● STATED TASK: Work out how many lines hold the string "women". The answer is a single number, nothing more.

[START GIVEN INFORMATION]

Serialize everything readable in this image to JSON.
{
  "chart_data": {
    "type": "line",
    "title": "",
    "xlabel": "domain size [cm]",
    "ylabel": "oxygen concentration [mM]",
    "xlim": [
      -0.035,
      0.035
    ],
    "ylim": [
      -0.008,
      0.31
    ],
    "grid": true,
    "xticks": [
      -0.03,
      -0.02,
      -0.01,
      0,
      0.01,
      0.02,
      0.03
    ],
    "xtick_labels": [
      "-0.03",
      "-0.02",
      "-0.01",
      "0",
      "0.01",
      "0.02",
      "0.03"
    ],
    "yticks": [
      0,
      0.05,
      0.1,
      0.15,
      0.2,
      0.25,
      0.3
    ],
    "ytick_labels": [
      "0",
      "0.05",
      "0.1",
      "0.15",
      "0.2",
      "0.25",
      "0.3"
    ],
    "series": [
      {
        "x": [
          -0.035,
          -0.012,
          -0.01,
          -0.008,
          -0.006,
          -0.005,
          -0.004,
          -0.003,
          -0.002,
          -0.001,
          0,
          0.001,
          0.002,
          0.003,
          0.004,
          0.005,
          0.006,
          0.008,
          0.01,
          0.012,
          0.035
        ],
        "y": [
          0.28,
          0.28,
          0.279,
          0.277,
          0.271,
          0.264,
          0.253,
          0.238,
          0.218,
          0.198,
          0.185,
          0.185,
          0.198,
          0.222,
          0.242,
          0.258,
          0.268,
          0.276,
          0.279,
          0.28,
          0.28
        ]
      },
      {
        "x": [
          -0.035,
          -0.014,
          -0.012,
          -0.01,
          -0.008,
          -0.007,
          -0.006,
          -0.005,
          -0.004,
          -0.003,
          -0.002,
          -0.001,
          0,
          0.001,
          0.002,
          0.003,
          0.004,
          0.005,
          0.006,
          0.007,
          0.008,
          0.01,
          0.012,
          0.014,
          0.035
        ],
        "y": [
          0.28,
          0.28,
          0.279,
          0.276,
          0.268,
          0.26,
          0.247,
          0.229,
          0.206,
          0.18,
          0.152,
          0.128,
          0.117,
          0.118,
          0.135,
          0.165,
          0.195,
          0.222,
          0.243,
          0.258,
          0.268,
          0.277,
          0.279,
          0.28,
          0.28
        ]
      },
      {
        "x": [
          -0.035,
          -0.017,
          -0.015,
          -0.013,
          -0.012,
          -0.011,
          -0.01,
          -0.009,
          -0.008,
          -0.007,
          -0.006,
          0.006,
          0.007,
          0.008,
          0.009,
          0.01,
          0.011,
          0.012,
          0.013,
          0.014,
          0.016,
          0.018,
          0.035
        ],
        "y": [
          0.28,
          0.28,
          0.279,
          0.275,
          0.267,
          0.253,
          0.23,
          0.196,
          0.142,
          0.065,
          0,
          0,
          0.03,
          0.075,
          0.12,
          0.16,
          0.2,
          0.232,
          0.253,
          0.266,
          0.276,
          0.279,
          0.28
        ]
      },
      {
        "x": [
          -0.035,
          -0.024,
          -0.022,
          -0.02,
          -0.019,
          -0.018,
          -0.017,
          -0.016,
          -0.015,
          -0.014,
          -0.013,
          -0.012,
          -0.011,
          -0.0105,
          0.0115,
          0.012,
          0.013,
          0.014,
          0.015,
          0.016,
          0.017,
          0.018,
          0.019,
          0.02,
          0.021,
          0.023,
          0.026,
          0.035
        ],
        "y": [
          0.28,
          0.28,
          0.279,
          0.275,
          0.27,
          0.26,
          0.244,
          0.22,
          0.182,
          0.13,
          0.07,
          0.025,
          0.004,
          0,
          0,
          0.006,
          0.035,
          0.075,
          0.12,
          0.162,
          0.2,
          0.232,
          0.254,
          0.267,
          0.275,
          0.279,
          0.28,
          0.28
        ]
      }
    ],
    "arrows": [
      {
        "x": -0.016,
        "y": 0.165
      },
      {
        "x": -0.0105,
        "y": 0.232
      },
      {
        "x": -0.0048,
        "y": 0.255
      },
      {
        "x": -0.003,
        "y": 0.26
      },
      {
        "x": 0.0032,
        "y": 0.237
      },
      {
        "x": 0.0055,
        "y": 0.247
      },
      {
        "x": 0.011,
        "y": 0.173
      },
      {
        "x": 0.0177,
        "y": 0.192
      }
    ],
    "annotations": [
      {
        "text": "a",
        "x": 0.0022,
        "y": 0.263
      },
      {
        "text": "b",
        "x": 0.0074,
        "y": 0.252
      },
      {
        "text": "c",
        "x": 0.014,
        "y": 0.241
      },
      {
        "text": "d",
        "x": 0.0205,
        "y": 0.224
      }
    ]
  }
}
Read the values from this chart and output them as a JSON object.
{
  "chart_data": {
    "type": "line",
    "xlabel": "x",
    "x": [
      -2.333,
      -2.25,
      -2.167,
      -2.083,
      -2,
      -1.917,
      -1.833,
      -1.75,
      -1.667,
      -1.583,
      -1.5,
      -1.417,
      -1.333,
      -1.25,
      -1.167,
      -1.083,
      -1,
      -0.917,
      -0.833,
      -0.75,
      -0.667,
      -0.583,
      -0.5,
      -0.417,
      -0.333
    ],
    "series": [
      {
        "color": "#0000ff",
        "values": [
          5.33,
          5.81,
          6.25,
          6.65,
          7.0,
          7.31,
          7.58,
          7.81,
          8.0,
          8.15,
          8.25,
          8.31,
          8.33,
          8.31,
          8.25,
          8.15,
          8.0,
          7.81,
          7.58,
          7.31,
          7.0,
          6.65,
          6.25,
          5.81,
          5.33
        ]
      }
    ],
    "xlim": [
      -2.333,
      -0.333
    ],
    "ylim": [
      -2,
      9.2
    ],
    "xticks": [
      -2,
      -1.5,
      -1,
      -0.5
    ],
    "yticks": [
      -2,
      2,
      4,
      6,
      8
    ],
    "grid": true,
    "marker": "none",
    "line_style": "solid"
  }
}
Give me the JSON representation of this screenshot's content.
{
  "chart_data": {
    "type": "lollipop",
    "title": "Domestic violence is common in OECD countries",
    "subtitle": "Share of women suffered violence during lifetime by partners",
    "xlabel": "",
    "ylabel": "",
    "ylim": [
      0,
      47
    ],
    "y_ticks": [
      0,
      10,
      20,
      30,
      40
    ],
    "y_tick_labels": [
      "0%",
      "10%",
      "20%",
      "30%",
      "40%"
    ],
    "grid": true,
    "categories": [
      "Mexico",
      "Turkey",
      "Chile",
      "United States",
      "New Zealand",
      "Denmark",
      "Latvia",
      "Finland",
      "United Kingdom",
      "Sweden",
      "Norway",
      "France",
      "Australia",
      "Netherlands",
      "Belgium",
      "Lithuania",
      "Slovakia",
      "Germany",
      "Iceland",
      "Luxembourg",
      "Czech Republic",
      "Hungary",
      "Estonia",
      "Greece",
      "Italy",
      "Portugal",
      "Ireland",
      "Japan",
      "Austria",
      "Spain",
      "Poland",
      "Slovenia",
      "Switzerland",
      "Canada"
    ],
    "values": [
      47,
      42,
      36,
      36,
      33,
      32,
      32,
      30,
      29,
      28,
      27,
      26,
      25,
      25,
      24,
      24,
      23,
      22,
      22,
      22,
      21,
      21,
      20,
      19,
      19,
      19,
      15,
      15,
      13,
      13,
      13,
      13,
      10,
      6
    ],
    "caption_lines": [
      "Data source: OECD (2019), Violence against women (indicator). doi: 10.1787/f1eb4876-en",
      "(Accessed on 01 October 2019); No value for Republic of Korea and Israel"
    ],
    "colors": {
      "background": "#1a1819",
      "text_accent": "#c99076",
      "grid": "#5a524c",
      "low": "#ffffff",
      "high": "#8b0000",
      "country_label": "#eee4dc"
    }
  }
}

[END GIVEN INFORMATION]

● RESULT: 2